▶ [要求]: 从包含“filter-panel: Etats Mois”的那一行到包含“98, 331, 114]”的那一行，逐字摘录这些行，首尾两行都要包括。

▶ [材料]:
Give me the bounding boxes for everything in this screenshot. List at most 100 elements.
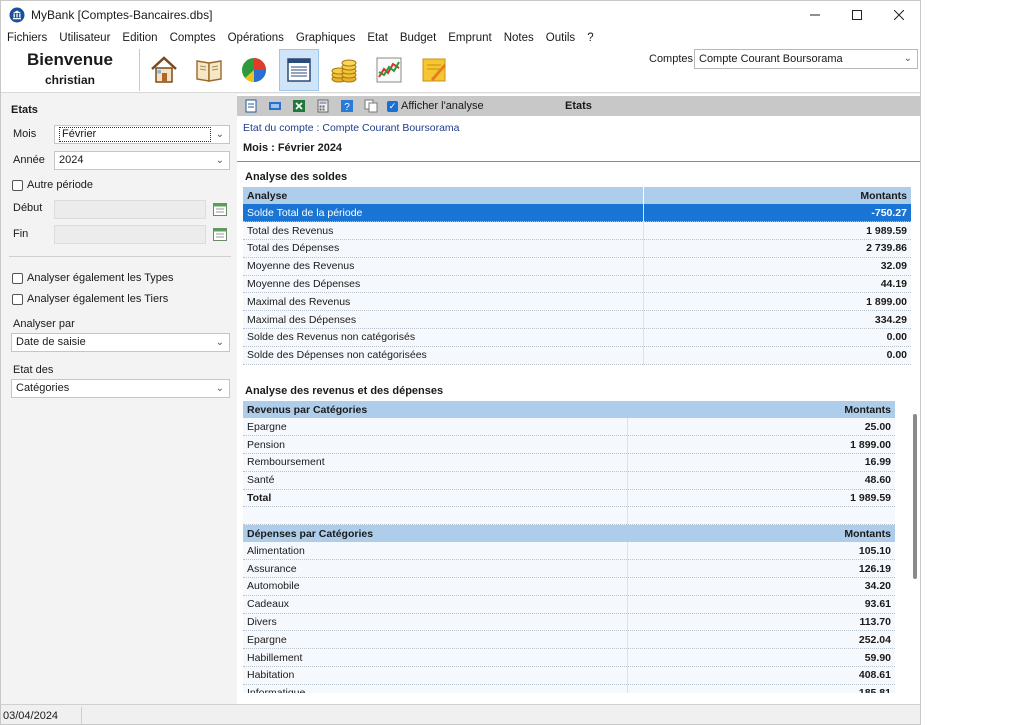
filter-panel: Etats Mois Février ⌄ Année 2024 ⌄ Autre …	[1, 94, 237, 704]
cell-label: Epargne	[243, 418, 628, 437]
annee-label: Année	[13, 154, 45, 166]
cell-value: 59.90	[627, 648, 895, 668]
home-button[interactable]	[144, 49, 184, 91]
notes-button[interactable]	[414, 49, 454, 91]
table-row[interactable]: Maximal des Revenus 1 899.00	[243, 292, 911, 312]
table-row[interactable]: Maximal des Dépenses 334.29	[243, 310, 911, 330]
welcome-panel: Bienvenue christian	[1, 47, 139, 93]
calculator-button[interactable]	[315, 98, 331, 114]
table-row[interactable]: Cadeaux 93.61	[243, 595, 895, 614]
table-row[interactable]: Moyenne des Revenus 32.09	[243, 257, 911, 276]
menu-emprunt[interactable]: Emprunt	[448, 32, 491, 44]
table-row[interactable]: Informatique185.81	[243, 684, 895, 693]
cell-value: 34.20	[627, 577, 895, 596]
table-row[interactable]: Total des Revenus 1 989.59	[243, 221, 911, 241]
cell-label: Total	[243, 489, 628, 508]
menu-comptes[interactable]: Comptes	[170, 32, 216, 44]
etat-des-value: Catégories	[16, 382, 70, 394]
table-row[interactable]: Alimentation 105.10	[243, 542, 895, 561]
table-row[interactable]: Moyenne des Dépenses 44.19	[243, 275, 911, 294]
table-row[interactable]: Pension 1 899.00	[243, 435, 895, 455]
menu-outils[interactable]: Outils	[546, 32, 575, 44]
table-row[interactable]: Habillement 59.90	[243, 648, 895, 668]
cell-label: Total des Revenus	[243, 221, 644, 241]
column-header[interactable]: Montants	[627, 401, 895, 418]
analyser-types-checkbox[interactable]: Analyser également les Types	[12, 272, 174, 284]
calendar-icon[interactable]	[213, 202, 227, 216]
line-chart-button[interactable]	[369, 49, 409, 91]
cell-label: Moyenne des Revenus	[243, 257, 644, 276]
menu-edition[interactable]: Edition	[122, 32, 157, 44]
table-row[interactable]: Habitation 408.61	[243, 666, 895, 685]
status-bar: 03/04/2024	[1, 704, 920, 724]
vertical-scrollbar[interactable]	[913, 414, 917, 579]
table-row[interactable]: Automobile 34.20	[243, 577, 895, 596]
calendar-icon[interactable]	[213, 227, 227, 241]
ribbon-divider	[139, 49, 140, 91]
menu-etat[interactable]: Etat	[367, 32, 387, 44]
minimize-button[interactable]	[794, 1, 836, 29]
afficher-analyse-checkbox[interactable]: ✓ Afficher l'analyse	[387, 100, 484, 112]
debut-date-field[interactable]	[54, 200, 206, 219]
account-select[interactable]: Compte Courant Boursorama ⌄	[694, 49, 918, 69]
home-icon	[151, 56, 177, 83]
book-button[interactable]	[189, 49, 229, 91]
total-row[interactable]: Total 1 989.59	[243, 489, 895, 508]
cell-label: Santé	[243, 471, 628, 490]
table-row[interactable]: Epargne 25.00	[243, 418, 895, 437]
table-row[interactable]: Solde Total de la période -750.27	[243, 204, 911, 223]
table-row[interactable]: Assurance 126.19	[243, 559, 895, 579]
coins-button[interactable]	[324, 49, 364, 91]
table-row[interactable]: Solde des Revenus non catégorisés 0.00	[243, 328, 911, 347]
table-row[interactable]: Epargne 252.04	[243, 630, 895, 650]
menu-help[interactable]: ?	[587, 32, 593, 44]
fin-date-field[interactable]	[54, 225, 206, 244]
soldes-table: Analyse Montants Solde Total de la pério…	[243, 187, 911, 365]
annee-select[interactable]: 2024 ⌄	[54, 151, 230, 170]
revdep-scroll-area[interactable]: Revenus par Catégories Montants Epargne 2…	[243, 401, 911, 693]
welcome-title: Bienvenue	[27, 50, 113, 69]
maximize-button[interactable]	[836, 1, 878, 29]
info-button[interactable]: ?	[339, 98, 355, 114]
close-icon	[894, 10, 904, 20]
debut-label: Début	[13, 202, 43, 214]
export-html-button[interactable]	[267, 98, 283, 114]
empty-cell	[627, 506, 895, 526]
cell-value: 48.60	[627, 471, 895, 490]
column-header[interactable]: Dépenses par Catégories	[243, 525, 627, 542]
menu-graphiques[interactable]: Graphiques	[296, 32, 355, 44]
export-excel-button[interactable]	[291, 98, 307, 114]
report-toolbar: ? ✓ Afficher l'analyse Etats	[237, 96, 920, 116]
table-row[interactable]: Remboursement 16.99	[243, 453, 895, 472]
column-header[interactable]: Montants	[627, 525, 895, 542]
table-row[interactable]: Divers 113.70	[243, 613, 895, 632]
analyser-tiers-checkbox[interactable]: Analyser également les Tiers	[12, 293, 168, 305]
mois-select[interactable]: Février ⌄	[54, 125, 230, 144]
menu-utilisateur[interactable]: Utilisateur	[59, 32, 110, 44]
new-report-button[interactable]	[243, 98, 259, 114]
etat-des-select[interactable]: Catégories ⌄	[11, 379, 230, 398]
autre-periode-checkbox[interactable]: Autre période	[12, 179, 93, 191]
menu-notes[interactable]: Notes	[504, 32, 534, 44]
status-date: 03/04/2024	[3, 710, 59, 722]
cell-value: 16.99	[627, 453, 895, 472]
cell-value: 334.29	[643, 310, 911, 330]
pie-chart-button[interactable]	[234, 49, 274, 91]
table-row[interactable]: Total des Dépenses 2 739.86	[243, 239, 911, 258]
analyser-par-select[interactable]: Date de saisie ⌄	[11, 333, 230, 352]
copy-button[interactable]	[363, 98, 379, 114]
report-button[interactable]	[279, 49, 319, 91]
table-row[interactable]: Solde des Dépenses non catégorisées 0.00	[243, 346, 911, 365]
close-button[interactable]	[878, 1, 920, 29]
cell-value: 32.09	[643, 257, 911, 276]
cell-value: 408.61	[627, 666, 895, 685]
menu-operations[interactable]: Opérations	[228, 32, 284, 44]
column-header[interactable]: Montants	[643, 187, 911, 204]
cell-value: 185.81	[627, 684, 895, 693]
menu-budget[interactable]: Budget	[400, 32, 436, 44]
table-row[interactable]: Santé 48.60	[243, 471, 895, 490]
menu-fichiers[interactable]: Fichiers	[7, 32, 47, 44]
line-chart-icon	[376, 57, 402, 83]
column-header[interactable]: Analyse	[243, 187, 644, 204]
column-header[interactable]: Revenus par Catégories	[243, 401, 627, 418]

▶ [练习答案]:
filter-panel: Etats Mois Février ⌄ Année 2024 ⌄ Autre …	[1, 94, 237, 704]
cell-label: Epargne	[243, 418, 628, 437]
annee-label: Année	[13, 154, 45, 166]
cell-value: 59.90	[627, 648, 895, 668]
home-button[interactable]	[144, 49, 184, 91]
notes-button[interactable]	[414, 49, 454, 91]
table-row[interactable]: Maximal des Revenus 1 899.00	[243, 292, 911, 312]
table-row[interactable]: Maximal des Dépenses 334.29	[243, 310, 911, 330]
welcome-panel: Bienvenue christian	[1, 47, 139, 93]
calculator-button[interactable]	[315, 98, 331, 114]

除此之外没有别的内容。